» Given problem
A verbatim copy of the records is required, with all pictures left out.

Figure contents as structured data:

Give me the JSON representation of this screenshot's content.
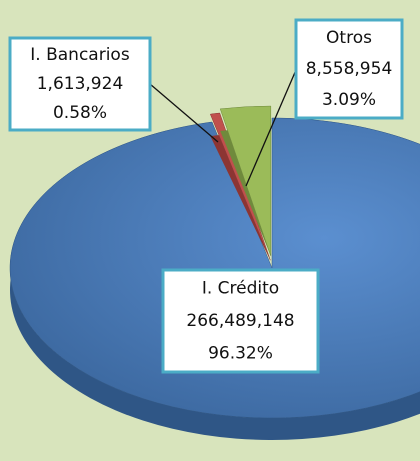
{
  "chart_data": {
    "type": "pie",
    "categories": [
      "I. Crédito",
      "I. Bancarios",
      "Otros"
    ],
    "values": [
      266489148,
      1613924,
      8558954
    ],
    "value_labels": [
      "266,489,148",
      "1,613,924",
      "8,558,954"
    ],
    "percents": [
      96.32,
      0.58,
      3.09
    ],
    "percent_labels": [
      "96.32%",
      "0.58%",
      "3.09%"
    ],
    "colors": [
      "#4f81bd",
      "#c0504d",
      "#9bbb59"
    ]
  }
}
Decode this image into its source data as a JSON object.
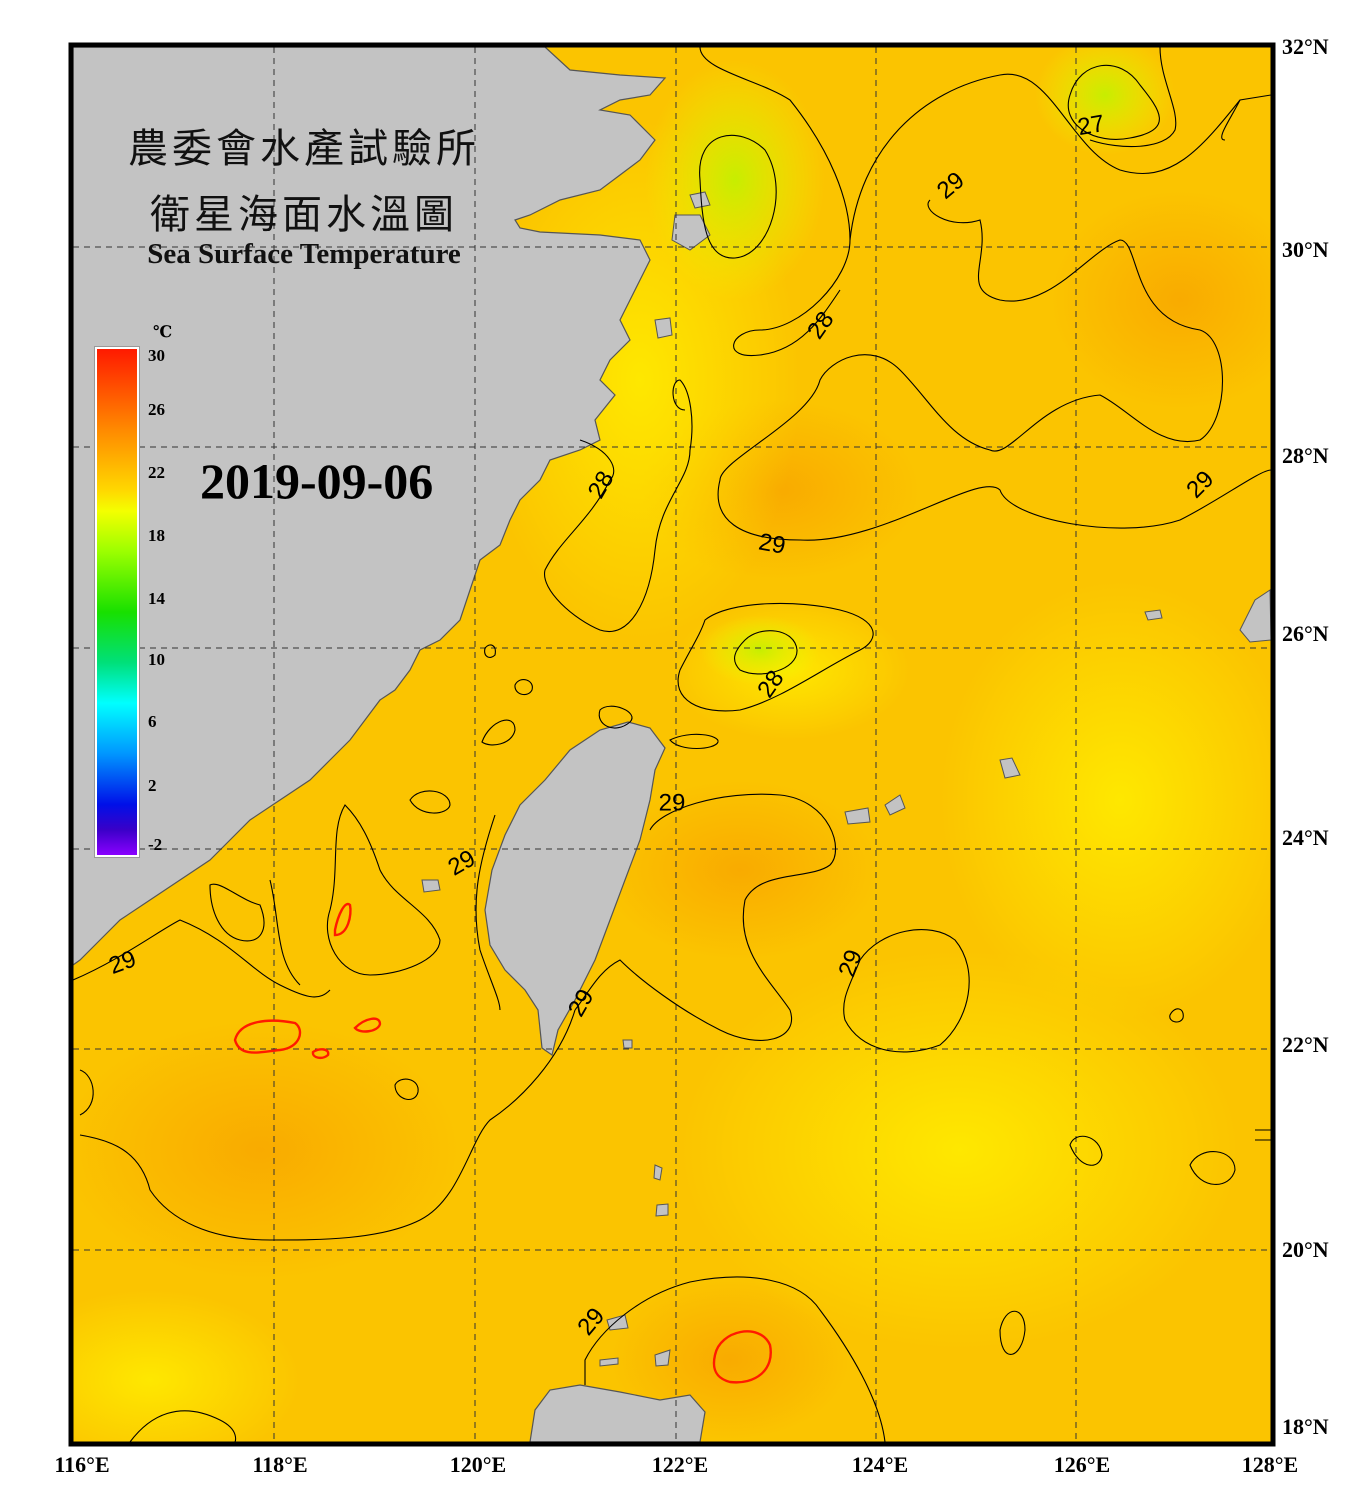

» The completed task
Give me the JSON representation of this screenshot's content.
{
  "chart_data": {
    "type": "pie",
    "categories": [
      "I. Crédito",
      "I. Bancarios",
      "Otros"
    ],
    "values": [
      266489148,
      1613924,
      8558954
    ],
    "value_labels": [
      "266,489,148",
      "1,613,924",
      "8,558,954"
    ],
    "percents": [
      96.32,
      0.58,
      3.09
    ],
    "percent_labels": [
      "96.32%",
      "0.58%",
      "3.09%"
    ],
    "colors": [
      "#4f81bd",
      "#c0504d",
      "#9bbb59"
    ]
  }
}
Decode this image into its source data as a JSON object.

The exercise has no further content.